• [Stated task]: Each entry here needs to be set down again exactly, please; pictures are left out.

** START **

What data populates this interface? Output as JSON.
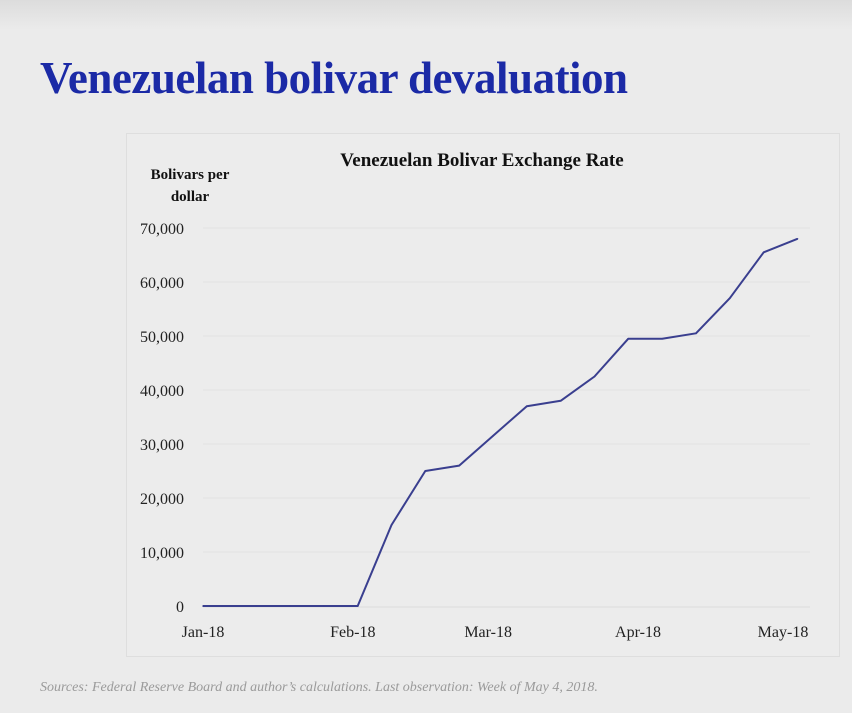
{
  "slide": {
    "title": "Venezuelan bolivar devaluation",
    "source_note": "Sources: Federal Reserve Board and author’s calculations. Last observation: Week of May 4, 2018."
  },
  "colors": {
    "title": "#1b2aa6",
    "line": "#3a3f8f",
    "background": "#ebebeb"
  },
  "chart_data": {
    "type": "line",
    "title": "Venezuelan Bolivar Exchange Rate",
    "ylabel_lines": [
      "Bolivars per",
      "dollar"
    ],
    "xlabel": "",
    "ylim": [
      0,
      70000
    ],
    "yticks": [
      0,
      10000,
      20000,
      30000,
      40000,
      50000,
      60000,
      70000
    ],
    "ytick_labels": [
      "0",
      "10,000",
      "20,000",
      "30,000",
      "40,000",
      "50,000",
      "60,000",
      "70,000"
    ],
    "xlim": [
      "2018-01-01",
      "2018-05-01"
    ],
    "xticks": [
      "2018-01-01",
      "2018-02-01",
      "2018-03-01",
      "2018-04-01",
      "2018-05-01"
    ],
    "xtick_labels": [
      "Jan-18",
      "Feb-18",
      "Mar-18",
      "Apr-18",
      "May-18"
    ],
    "grid": true,
    "series": [
      {
        "x": [
          "2018-01-01",
          "2018-01-05",
          "2018-01-12",
          "2018-01-19",
          "2018-01-26",
          "2018-02-02",
          "2018-02-09",
          "2018-02-16",
          "2018-02-23",
          "2018-03-02",
          "2018-03-09",
          "2018-03-16",
          "2018-03-23",
          "2018-03-30",
          "2018-04-06",
          "2018-04-13",
          "2018-04-20",
          "2018-04-27",
          "2018-05-04"
        ],
        "y": [
          0,
          0,
          0,
          0,
          0,
          0,
          15000,
          25000,
          26000,
          31500,
          37000,
          38000,
          42500,
          49500,
          49500,
          50500,
          57000,
          65500,
          68000
        ]
      }
    ]
  }
}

** END **

• [Exercise answer]:
What data populates this interface? Output as JSON.
{
  "slide": {
    "title": "Venezuelan bolivar devaluation",
    "source_note": "Sources: Federal Reserve Board and author’s calculations. Last observation: Week of May 4, 2018."
  },
  "colors": {
    "title": "#1b2aa6",
    "line": "#3a3f8f",
    "background": "#ebebeb"
  },
  "chart_data": {
    "type": "line",
    "title": "Venezuelan Bolivar Exchange Rate",
    "ylabel_lines": [
      "Bolivars per",
      "dollar"
    ],
    "xlabel": "",
    "ylim": [
      0,
      70000
    ],
    "yticks": [
      0,
      10000,
      20000,
      30000,
      40000,
      50000,
      60000,
      70000
    ],
    "ytick_labels": [
      "0",
      "10,000",
      "20,000",
      "30,000",
      "40,000",
      "50,000",
      "60,000",
      "70,000"
    ],
    "xlim": [
      "2018-01-01",
      "2018-05-01"
    ],
    "xticks": [
      "2018-01-01",
      "2018-02-01",
      "2018-03-01",
      "2018-04-01",
      "2018-05-01"
    ],
    "xtick_labels": [
      "Jan-18",
      "Feb-18",
      "Mar-18",
      "Apr-18",
      "May-18"
    ],
    "grid": true,
    "series": [
      {
        "x": [
          "2018-01-01",
          "2018-01-05",
          "2018-01-12",
          "2018-01-19",
          "2018-01-26",
          "2018-02-02",
          "2018-02-09",
          "2018-02-16",
          "2018-02-23",
          "2018-03-02",
          "2018-03-09",
          "2018-03-16",
          "2018-03-23",
          "2018-03-30",
          "2018-04-06",
          "2018-04-13",
          "2018-04-20",
          "2018-04-27",
          "2018-05-04"
        ],
        "y": [
          0,
          0,
          0,
          0,
          0,
          0,
          15000,
          25000,
          26000,
          31500,
          37000,
          38000,
          42500,
          49500,
          49500,
          50500,
          57000,
          65500,
          68000
        ]
      }
    ]
  }
}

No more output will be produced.